_TASK PROMPT_:
Extract all lines containing "were".

_GIVEN RECORDS_:
______

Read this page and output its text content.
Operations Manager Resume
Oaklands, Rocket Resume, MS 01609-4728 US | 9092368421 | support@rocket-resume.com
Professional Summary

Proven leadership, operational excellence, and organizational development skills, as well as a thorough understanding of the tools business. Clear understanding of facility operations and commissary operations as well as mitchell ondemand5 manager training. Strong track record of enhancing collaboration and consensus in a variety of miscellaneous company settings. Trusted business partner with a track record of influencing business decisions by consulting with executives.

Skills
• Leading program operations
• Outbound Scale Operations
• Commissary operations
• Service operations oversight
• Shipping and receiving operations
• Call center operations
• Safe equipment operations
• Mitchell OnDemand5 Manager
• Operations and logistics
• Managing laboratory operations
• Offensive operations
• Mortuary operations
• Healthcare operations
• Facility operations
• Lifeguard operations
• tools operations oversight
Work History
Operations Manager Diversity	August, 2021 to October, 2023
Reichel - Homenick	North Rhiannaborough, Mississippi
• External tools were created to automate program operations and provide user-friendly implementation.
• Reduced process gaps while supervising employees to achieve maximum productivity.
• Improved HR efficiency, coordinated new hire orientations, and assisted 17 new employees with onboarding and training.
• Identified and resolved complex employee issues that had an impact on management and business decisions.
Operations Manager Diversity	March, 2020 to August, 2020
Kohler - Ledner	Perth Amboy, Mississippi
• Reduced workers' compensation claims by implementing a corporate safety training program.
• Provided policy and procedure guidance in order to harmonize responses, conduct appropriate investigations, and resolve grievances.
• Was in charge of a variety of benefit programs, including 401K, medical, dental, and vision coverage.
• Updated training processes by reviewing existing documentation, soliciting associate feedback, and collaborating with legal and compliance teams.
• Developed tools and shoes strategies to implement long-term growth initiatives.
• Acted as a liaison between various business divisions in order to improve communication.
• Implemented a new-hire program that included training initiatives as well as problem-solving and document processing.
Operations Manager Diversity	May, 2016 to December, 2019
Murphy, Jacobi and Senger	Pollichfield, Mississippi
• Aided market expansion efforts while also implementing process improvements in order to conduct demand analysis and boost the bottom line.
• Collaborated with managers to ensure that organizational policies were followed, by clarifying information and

______

_ANSWER TO THE PROBLEM_:
• External tools were created to automate program operations and provide user-friendly implementation.
• Collaborated with managers to ensure that organizational policies were followed, by clarifying information and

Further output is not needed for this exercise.